Directions for this task — State the number of lines that include the string "nCOUNTY", and write nothing else.

Raw records —

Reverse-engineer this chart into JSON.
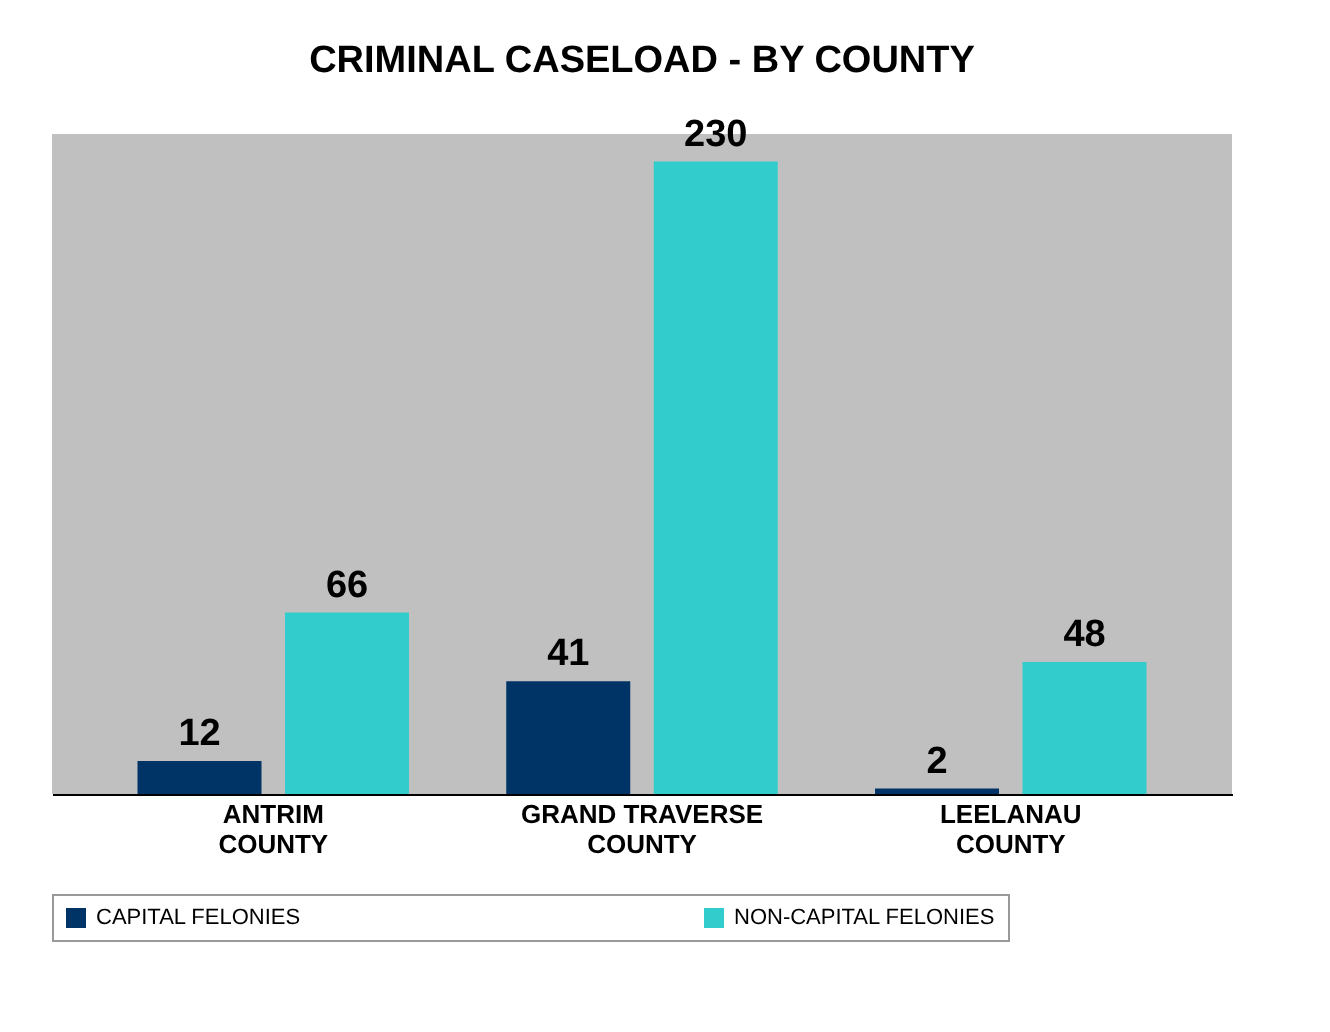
{
  "chart_data": {
    "type": "bar",
    "title": "CRIMINAL CASELOAD - BY COUNTY",
    "categories": [
      "ANTRIM\nCOUNTY",
      "GRAND TRAVERSE\nCOUNTY",
      "LEELANAU\nCOUNTY"
    ],
    "series": [
      {
        "name": "CAPITAL FELONIES",
        "color": "#003366",
        "values": [
          12,
          41,
          2
        ]
      },
      {
        "name": "NON-CAPITAL FELONIES",
        "color": "#33cccc",
        "values": [
          66,
          230,
          48
        ]
      }
    ],
    "data_labels": true,
    "legend": "bottom",
    "grid": false
  }
}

Answer to this task — 3